• **Rows**

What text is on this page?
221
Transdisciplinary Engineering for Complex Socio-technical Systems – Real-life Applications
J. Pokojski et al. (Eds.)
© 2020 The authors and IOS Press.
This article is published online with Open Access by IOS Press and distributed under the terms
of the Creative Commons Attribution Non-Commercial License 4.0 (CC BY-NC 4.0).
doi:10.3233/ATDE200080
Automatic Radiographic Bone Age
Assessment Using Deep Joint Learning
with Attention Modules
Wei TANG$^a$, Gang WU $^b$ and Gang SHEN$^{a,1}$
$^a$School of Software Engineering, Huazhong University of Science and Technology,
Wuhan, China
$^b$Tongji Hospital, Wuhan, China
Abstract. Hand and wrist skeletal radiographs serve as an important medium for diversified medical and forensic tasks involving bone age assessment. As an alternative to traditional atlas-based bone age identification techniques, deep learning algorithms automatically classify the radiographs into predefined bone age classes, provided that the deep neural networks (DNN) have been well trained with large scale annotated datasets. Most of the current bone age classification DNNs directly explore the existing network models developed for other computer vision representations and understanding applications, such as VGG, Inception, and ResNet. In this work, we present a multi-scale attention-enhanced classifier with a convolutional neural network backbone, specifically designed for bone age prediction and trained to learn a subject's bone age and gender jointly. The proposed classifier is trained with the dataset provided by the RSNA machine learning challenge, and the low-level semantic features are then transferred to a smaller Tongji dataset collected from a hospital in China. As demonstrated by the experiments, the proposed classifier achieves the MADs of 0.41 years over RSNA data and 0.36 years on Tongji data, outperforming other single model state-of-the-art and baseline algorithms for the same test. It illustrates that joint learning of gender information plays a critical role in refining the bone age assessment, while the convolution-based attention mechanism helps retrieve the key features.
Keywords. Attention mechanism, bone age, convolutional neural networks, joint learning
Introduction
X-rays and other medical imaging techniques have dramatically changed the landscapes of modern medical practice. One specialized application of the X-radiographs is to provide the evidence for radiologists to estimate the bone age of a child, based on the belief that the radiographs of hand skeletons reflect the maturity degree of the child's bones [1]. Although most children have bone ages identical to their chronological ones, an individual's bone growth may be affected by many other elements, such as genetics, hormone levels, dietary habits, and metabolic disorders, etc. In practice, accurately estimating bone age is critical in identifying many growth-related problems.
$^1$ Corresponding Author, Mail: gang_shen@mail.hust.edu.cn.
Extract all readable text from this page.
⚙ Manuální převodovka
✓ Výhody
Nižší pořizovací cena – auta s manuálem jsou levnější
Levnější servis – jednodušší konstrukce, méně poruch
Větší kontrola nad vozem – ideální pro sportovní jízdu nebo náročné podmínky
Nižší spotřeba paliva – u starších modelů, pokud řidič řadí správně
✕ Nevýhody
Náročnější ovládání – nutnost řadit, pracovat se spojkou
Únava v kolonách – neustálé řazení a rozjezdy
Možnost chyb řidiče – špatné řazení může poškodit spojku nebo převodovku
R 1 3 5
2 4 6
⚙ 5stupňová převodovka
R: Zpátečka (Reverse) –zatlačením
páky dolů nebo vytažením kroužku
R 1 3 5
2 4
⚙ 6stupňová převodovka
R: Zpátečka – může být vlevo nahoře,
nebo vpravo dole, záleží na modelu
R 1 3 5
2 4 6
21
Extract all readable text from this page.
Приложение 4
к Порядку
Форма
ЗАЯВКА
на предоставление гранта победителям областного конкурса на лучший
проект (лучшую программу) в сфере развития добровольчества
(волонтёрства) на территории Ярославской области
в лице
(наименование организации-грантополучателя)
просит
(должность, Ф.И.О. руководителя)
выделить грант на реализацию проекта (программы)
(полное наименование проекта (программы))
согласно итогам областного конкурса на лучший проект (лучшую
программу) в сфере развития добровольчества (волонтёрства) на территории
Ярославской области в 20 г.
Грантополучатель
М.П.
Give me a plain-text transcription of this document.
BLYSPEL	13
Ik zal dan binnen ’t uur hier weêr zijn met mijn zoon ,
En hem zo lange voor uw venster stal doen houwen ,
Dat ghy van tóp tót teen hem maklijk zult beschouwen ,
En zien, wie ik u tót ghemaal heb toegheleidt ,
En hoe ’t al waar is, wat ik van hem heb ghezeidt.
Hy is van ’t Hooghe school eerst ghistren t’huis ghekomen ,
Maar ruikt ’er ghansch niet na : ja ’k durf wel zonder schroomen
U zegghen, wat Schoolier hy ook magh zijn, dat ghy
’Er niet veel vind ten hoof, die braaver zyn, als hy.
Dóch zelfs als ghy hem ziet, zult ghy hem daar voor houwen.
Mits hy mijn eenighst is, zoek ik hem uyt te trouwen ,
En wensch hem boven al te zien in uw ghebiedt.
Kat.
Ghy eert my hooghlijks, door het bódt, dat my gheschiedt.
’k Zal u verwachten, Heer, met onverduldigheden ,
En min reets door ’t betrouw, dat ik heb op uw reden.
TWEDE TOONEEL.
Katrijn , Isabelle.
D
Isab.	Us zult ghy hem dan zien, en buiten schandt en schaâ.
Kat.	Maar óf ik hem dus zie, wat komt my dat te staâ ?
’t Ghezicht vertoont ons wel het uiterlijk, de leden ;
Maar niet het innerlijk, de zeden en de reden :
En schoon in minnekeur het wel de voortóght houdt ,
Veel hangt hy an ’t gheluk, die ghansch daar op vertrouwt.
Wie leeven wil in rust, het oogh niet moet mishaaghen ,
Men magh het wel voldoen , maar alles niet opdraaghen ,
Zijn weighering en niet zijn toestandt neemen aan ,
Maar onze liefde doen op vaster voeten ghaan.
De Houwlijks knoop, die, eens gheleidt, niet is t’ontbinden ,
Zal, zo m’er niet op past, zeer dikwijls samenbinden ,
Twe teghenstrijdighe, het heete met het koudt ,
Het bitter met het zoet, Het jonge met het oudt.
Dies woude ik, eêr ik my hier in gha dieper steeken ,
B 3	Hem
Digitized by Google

• **Exercise directions**
Copy each line of the records above that carries the word "nebo".

• **Exercise output**
Větší kontrola nad vozem – ideální pro sportovní jízdu nebo náročné podmínky
Možnost chyb řidiče – špatné řazení může poškodit spojku nebo převodovku
páky dolů nebo vytažením kroužku
nebo vpravo dole, záleží na modelu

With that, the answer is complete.